● Stated exercise: Look through the data below. Collect every line where the word "this" occurs.

########

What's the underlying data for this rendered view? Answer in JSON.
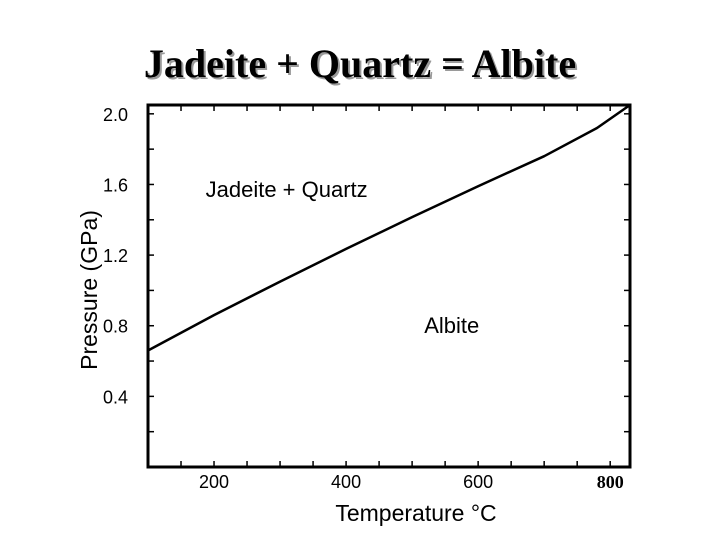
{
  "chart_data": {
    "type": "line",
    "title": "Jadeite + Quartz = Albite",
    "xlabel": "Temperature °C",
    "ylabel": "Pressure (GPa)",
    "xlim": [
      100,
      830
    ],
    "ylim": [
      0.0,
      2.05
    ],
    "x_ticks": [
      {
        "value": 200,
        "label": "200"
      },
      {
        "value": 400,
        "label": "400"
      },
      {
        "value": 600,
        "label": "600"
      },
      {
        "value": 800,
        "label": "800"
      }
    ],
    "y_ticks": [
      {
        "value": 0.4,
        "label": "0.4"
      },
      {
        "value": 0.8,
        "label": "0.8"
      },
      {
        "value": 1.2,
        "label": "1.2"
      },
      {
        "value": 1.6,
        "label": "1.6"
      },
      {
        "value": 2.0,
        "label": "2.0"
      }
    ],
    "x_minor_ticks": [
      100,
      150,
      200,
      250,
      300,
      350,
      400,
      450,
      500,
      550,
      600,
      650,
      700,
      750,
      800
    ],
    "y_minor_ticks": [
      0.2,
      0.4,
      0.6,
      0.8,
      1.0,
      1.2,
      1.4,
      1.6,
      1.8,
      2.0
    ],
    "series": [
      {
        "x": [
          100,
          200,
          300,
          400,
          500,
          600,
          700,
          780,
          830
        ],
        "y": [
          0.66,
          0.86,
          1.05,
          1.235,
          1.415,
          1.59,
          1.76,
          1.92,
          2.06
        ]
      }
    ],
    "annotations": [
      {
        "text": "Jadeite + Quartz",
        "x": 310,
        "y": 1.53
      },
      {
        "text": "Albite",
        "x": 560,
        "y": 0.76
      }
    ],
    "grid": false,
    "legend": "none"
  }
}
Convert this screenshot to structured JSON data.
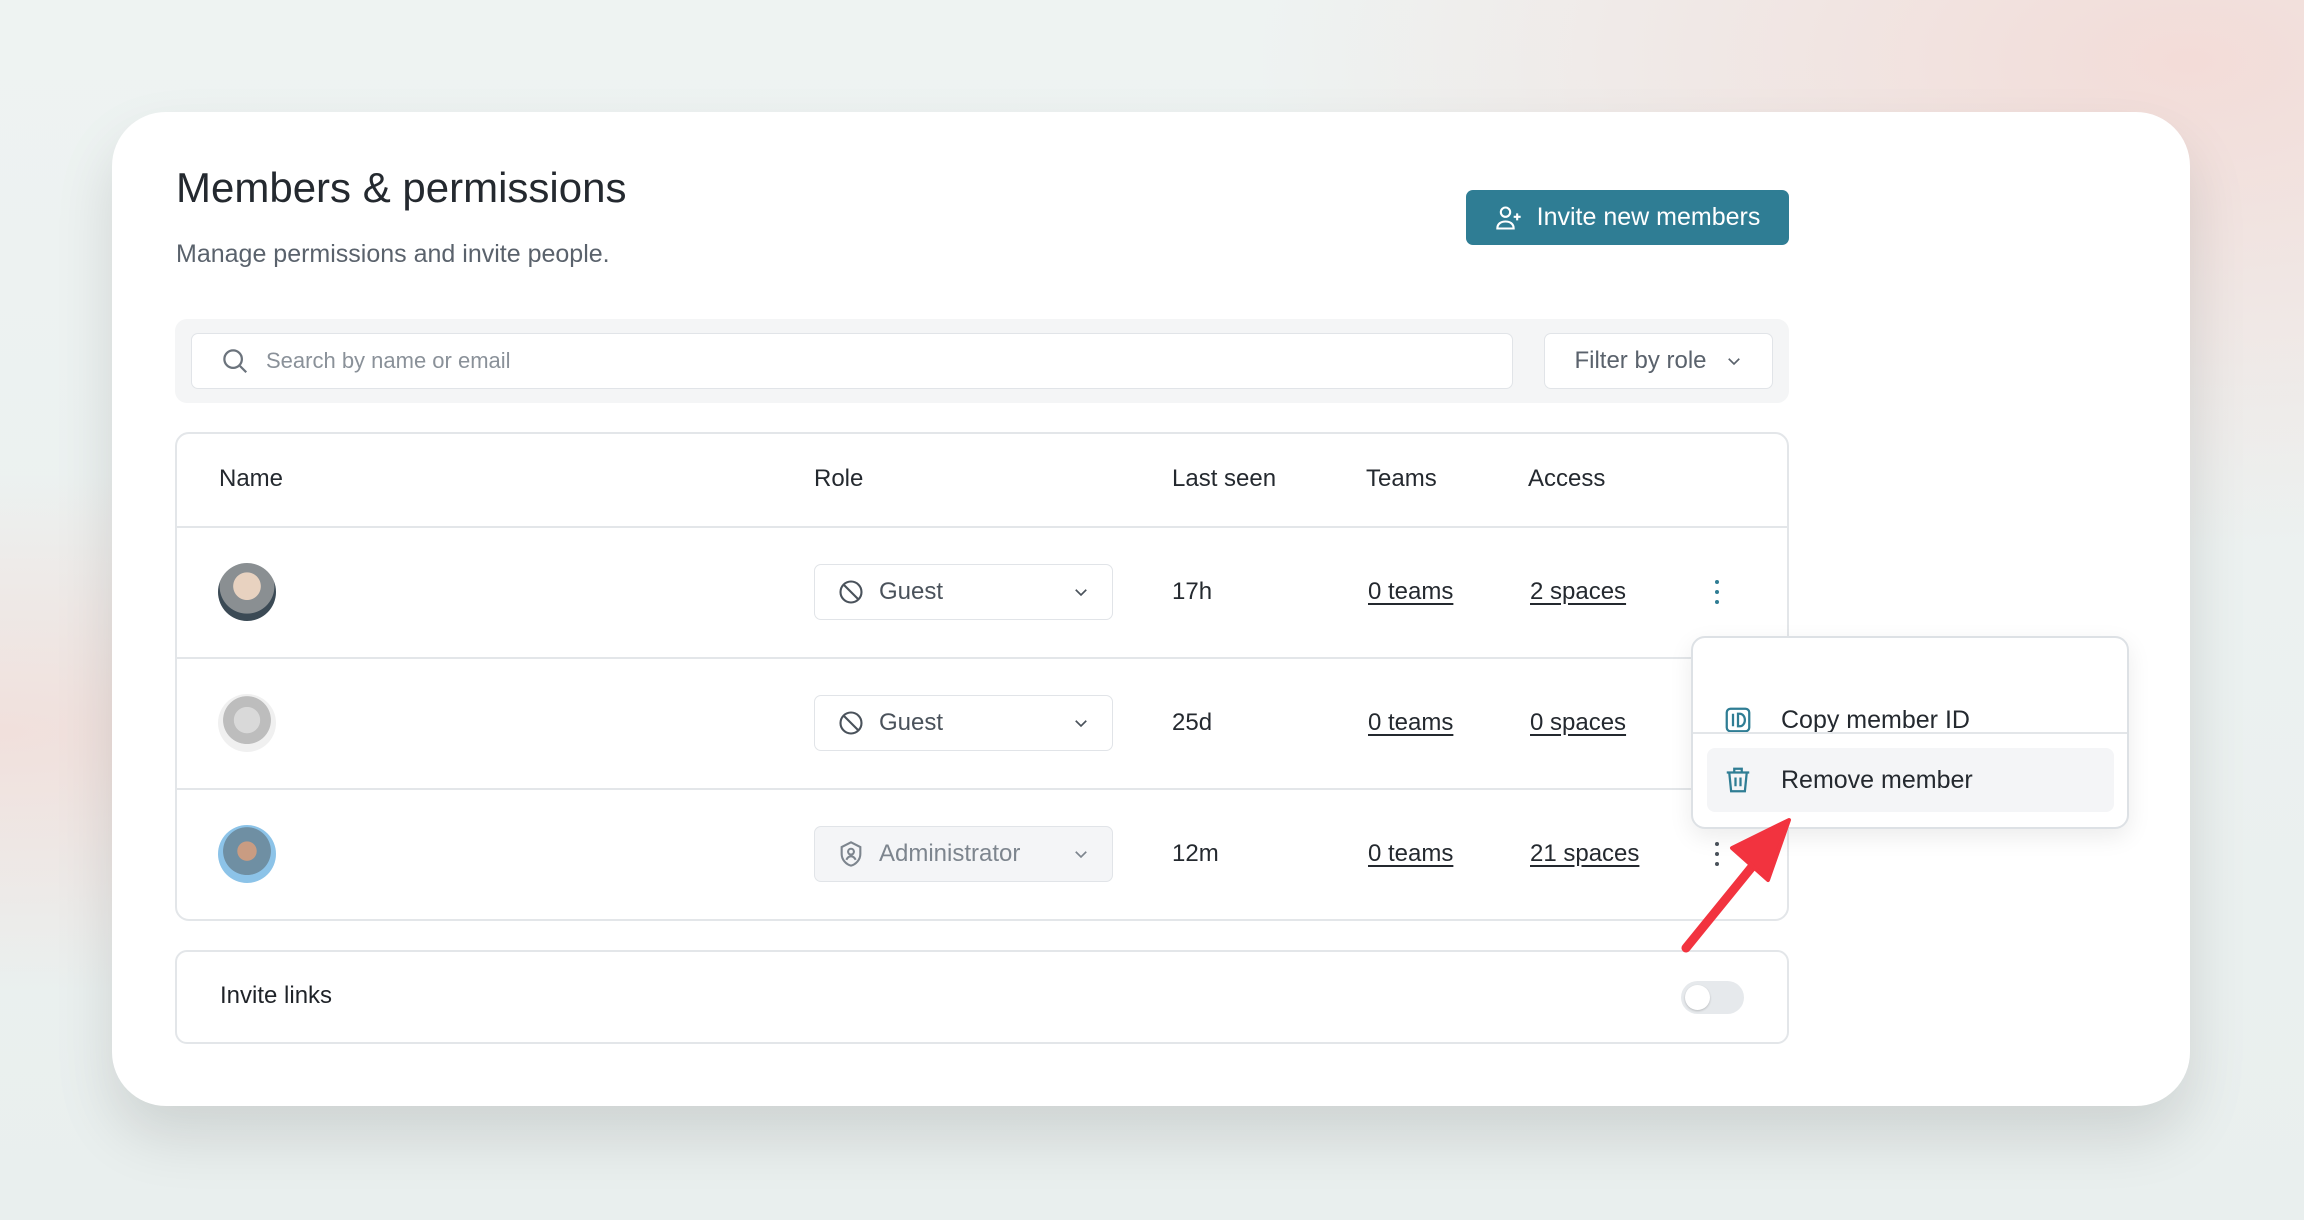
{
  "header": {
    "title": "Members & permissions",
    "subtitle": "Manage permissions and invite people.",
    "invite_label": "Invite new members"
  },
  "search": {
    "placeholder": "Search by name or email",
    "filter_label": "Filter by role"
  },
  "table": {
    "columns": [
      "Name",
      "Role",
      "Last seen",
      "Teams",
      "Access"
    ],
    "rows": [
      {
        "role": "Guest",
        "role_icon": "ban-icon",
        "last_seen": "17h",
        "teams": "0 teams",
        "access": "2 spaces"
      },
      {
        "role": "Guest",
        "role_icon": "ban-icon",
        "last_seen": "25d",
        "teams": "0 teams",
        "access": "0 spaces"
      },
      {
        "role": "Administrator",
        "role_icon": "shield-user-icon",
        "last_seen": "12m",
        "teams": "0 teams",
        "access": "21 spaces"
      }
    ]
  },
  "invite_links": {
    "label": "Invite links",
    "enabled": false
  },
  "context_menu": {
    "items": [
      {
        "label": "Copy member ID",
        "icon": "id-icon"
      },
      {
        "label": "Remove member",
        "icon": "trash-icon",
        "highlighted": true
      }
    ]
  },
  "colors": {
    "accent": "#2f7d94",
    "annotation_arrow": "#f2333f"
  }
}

########

● Exercise result:
What's the underlying data for this rendered view? Answer in JSON.
Convert this screenshot to structured JSON data.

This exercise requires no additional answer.